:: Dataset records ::

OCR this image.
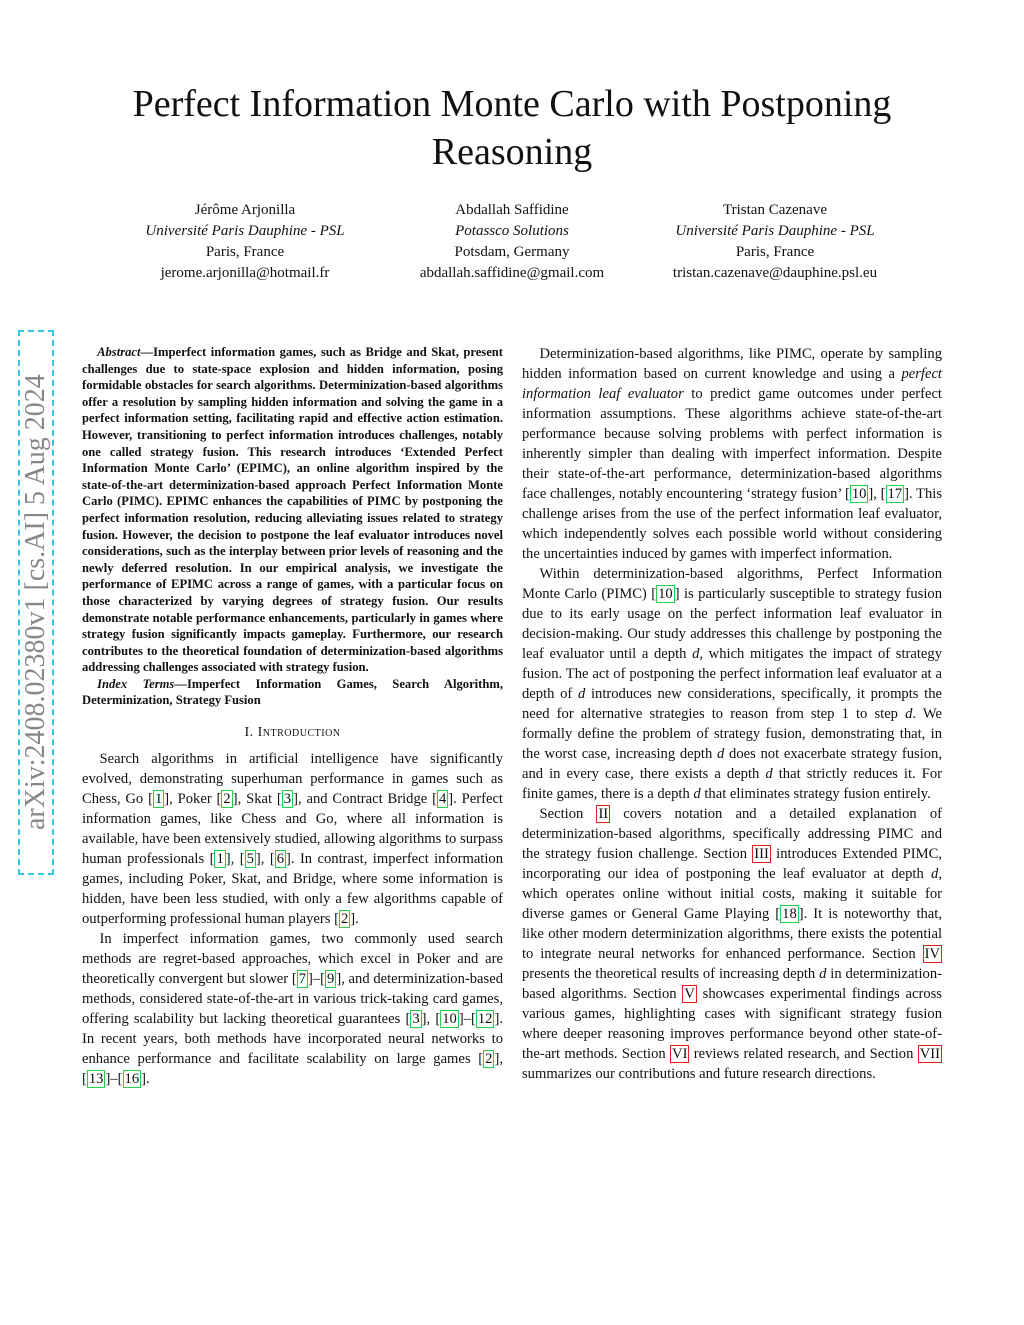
Perfect Information Monte Carlo with Postponing Reasoning
Jérôme Arjonilla
Université Paris Dauphine - PSL
Paris, France
jerome.arjonilla@hotmail.fr
Abdallah Saffidine
Potassco Solutions
Potsdam, Germany
abdallah.saffidine@gmail.com
Tristan Cazenave
Université Paris Dauphine - PSL
Paris, France
tristan.cazenave@dauphine.psl.eu
arXiv:2408.02380v1 [cs.AI] 5 Aug 2024

Abstract—Imperfect information games, such as Bridge and Skat, present challenges due to state-space explosion and hidden information, posing formidable obstacles for search algorithms. Determinization-based algorithms offer a resolution by sampling hidden information and solving the game in a perfect information setting, facilitating rapid and effective action estimation. However, transitioning to perfect information introduces challenges, notably one called strategy fusion. This research introduces ‘Extended Perfect Information Monte Carlo’ (EPIMC), an online algorithm inspired by the state-of-the-art determinization-based approach Perfect Information Monte Carlo (PIMC). EPIMC enhances the capabilities of PIMC by postponing the perfect information resolution, reducing alleviating issues related to strategy fusion. However, the decision to postpone the leaf evaluator introduces novel considerations, such as the interplay between prior levels of reasoning and the newly deferred resolution. In our empirical analysis, we investigate the performance of EPIMC across a range of games, with a particular focus on those characterized by varying degrees of strategy fusion. Our results demonstrate notable performance enhancements, particularly in games where strategy fusion significantly impacts gameplay. Furthermore, our research contributes to the theoretical foundation of determinization-based algorithms addressing challenges associated with strategy fusion.

Index Terms—Imperfect Information Games, Search Algorithm, Determinization, Strategy Fusion

I. Introduction

Search algorithms in artificial intelligence have significantly evolved, demonstrating superhuman performance in games such as Chess, Go [ 1 ], Poker [ 2 ], Skat [ 3 ], and Contract Bridge [ 4 ]. Perfect information games, like Chess and Go, where all information is available, have been extensively studied, allowing algorithms to surpass human professionals [ 1 ], [ 5 ], [ 6 ]. In contrast, imperfect information games, including Poker, Skat, and Bridge, where some information is hidden, have been less studied, with only a few algorithms capable of outperforming professional human players [ 2 ].

In imperfect information games, two commonly used search methods are regret-based approaches, which excel in Poker and are theoretically convergent but slower [ 7 ]–[ 9 ], and determinization-based methods, considered state-of-the-art in various trick-taking card games, offering scalability but lacking theoretical guarantees [ 3 ], [ 10 ]–[ 12 ]. In recent years, both methods have incorporated neural networks to enhance performance and facilitate scalability on large games [ 2 ], [ 13 ]–[ 16 ].

Determinization-based algorithms, like PIMC, operate by sampling hidden information based on current knowledge and using a perfect information leaf evaluator to predict game outcomes under perfect information assumptions. These algorithms achieve state-of-the-art performance because solving problems with perfect information is inherently simpler than dealing with imperfect information. Despite their state-of-the-art performance, determinization-based algorithms face challenges, notably encountering ‘strategy fusion’ [ 10 ], [ 17 ]. This challenge arises from the use of the perfect information leaf evaluator, which independently solves each possible world without considering the uncertainties induced by games with imperfect information.

Within determinization-based algorithms, Perfect Information Monte Carlo (PIMC) [ 10 ] is particularly susceptible to strategy fusion due to its early usage on the perfect information leaf evaluator in decision-making. Our study addresses this challenge by postponing the leaf evaluator until a depth d, which mitigates the impact of strategy fusion. The act of postponing the perfect information leaf evaluator at a depth of d introduces new considerations, specifically, it prompts the need for alternative strategies to reason from step 1 to step d. We formally define the problem of strategy fusion, demonstrating that, in the worst case, increasing depth d does not exacerbate strategy fusion, and in every case, there exists a depth d that strictly reduces it. For finite games, there is a depth d that eliminates strategy fusion entirely.

Section II covers notation and a detailed explanation of determinization-based algorithms, specifically addressing PIMC and the strategy fusion challenge. Section III introduces Extended PIMC, incorporating our idea of postponing the leaf evaluator at depth d, which operates online without initial costs, making it suitable for diverse games or General Game Playing [ 18 ]. It is noteworthy that, like other modern determinization algorithms, there exists the potential to integrate neural networks for enhanced performance. Section IV presents the theoretical results of increasing depth d in determinization-based algorithms. Section V showcases experimental findings across various games, highlighting cases with significant strategy fusion where deeper reasoning improves performance beyond other state-of-the-art methods. Section VI reviews related research, and Section VII summarizes our contributions and future research directions.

:: Required work ::
Without the pictures, return all the records precisely as they stand.

:: Expected answer ::
OCR this image.
Perfect Information Monte Carlo with Postponing Reasoning
Jérôme Arjonilla
Université Paris Dauphine - PSL
Paris, France
jerome.arjonilla@hotmail.fr
Abdallah Saffidine
Potassco Solutions
Potsdam, Germany
abdallah.saffidine@gmail.com
Tristan Cazenave
Université Paris Dauphine - PSL
Paris, France
tristan.cazenave@dauphine.psl.eu
arXiv:2408.02380v1 [cs.AI] 5 Aug 2024

Abstract—Imperfect information games, such as Bridge and Skat, present challenges due to state-space explosion and hidden information, posing formidable obstacles for search algorithms. Determinization-based algorithms offer a resolution by sampling hidden information and solving the game in a perfect information setting, facilitating rapid and effective action estimation. However, transitioning to perfect information introduces challenges, notably one called strategy fusion. This research introduces ‘Extended Perfect Information Monte Carlo’ (EPIMC), an online algorithm inspired by the state-of-the-art determinization-based approach Perfect Information Monte Carlo (PIMC). EPIMC enhances the capabilities of PIMC by postponing the perfect information resolution, reducing alleviating issues related to strategy fusion. However, the decision to postpone the leaf evaluator introduces novel considerations, such as the interplay between prior levels of reasoning and the newly deferred resolution. In our empirical analysis, we investigate the performance of EPIMC across a range of games, with a particular focus on those characterized by varying degrees of strategy fusion. Our results demonstrate notable performance enhancements, particularly in games where strategy fusion significantly impacts gameplay. Furthermore, our research contributes to the theoretical foundation of determinization-based algorithms addressing challenges associated with strategy fusion.

Index Terms—Imperfect Information Games, Search Algorithm, Determinization, Strategy Fusion

I. Introduction

Search algorithms in artificial intelligence have significantly evolved, demonstrating superhuman performance in games such as Chess, Go [ 1 ], Poker [ 2 ], Skat [ 3 ], and Contract Bridge [ 4 ]. Perfect information games, like Chess and Go, where all information is available, have been extensively studied, allowing algorithms to surpass human professionals [ 1 ], [ 5 ], [ 6 ]. In contrast, imperfect information games, including Poker, Skat, and Bridge, where some information is hidden, have been less studied, with only a few algorithms capable of outperforming professional human players [ 2 ].

In imperfect information games, two commonly used search methods are regret-based approaches, which excel in Poker and are theoretically convergent but slower [ 7 ]–[ 9 ], and determinization-based methods, considered state-of-the-art in various trick-taking card games, offering scalability but lacking theoretical guarantees [ 3 ], [ 10 ]–[ 12 ]. In recent years, both methods have incorporated neural networks to enhance performance and facilitate scalability on large games [ 2 ], [ 13 ]–[ 16 ].

Determinization-based algorithms, like PIMC, operate by sampling hidden information based on current knowledge and using a perfect information leaf evaluator to predict game outcomes under perfect information assumptions. These algorithms achieve state-of-the-art performance because solving problems with perfect information is inherently simpler than dealing with imperfect information. Despite their state-of-the-art performance, determinization-based algorithms face challenges, notably encountering ‘strategy fusion’ [ 10 ], [ 17 ]. This challenge arises from the use of the perfect information leaf evaluator, which independently solves each possible world without considering the uncertainties induced by games with imperfect information.

Within determinization-based algorithms, Perfect Information Monte Carlo (PIMC) [ 10 ] is particularly susceptible to strategy fusion due to its early usage on the perfect information leaf evaluator in decision-making. Our study addresses this challenge by postponing the leaf evaluator until a depth d, which mitigates the impact of strategy fusion. The act of postponing the perfect information leaf evaluator at a depth of d introduces new considerations, specifically, it prompts the need for alternative strategies to reason from step 1 to step d. We formally define the problem of strategy fusion, demonstrating that, in the worst case, increasing depth d does not exacerbate strategy fusion, and in every case, there exists a depth d that strictly reduces it. For finite games, there is a depth d that eliminates strategy fusion entirely.

Section II covers notation and a detailed explanation of determinization-based algorithms, specifically addressing PIMC and the strategy fusion challenge. Section III introduces Extended PIMC, incorporating our idea of postponing the leaf evaluator at depth d, which operates online without initial costs, making it suitable for diverse games or General Game Playing [ 18 ]. It is noteworthy that, like other modern determinization algorithms, there exists the potential to integrate neural networks for enhanced performance. Section IV presents the theoretical results of increasing depth d in determinization-based algorithms. Section V showcases experimental findings across various games, highlighting cases with significant strategy fusion where deeper reasoning improves performance beyond other state-of-the-art methods. Section VI reviews related research, and Section VII summarizes our contributions and future research directions.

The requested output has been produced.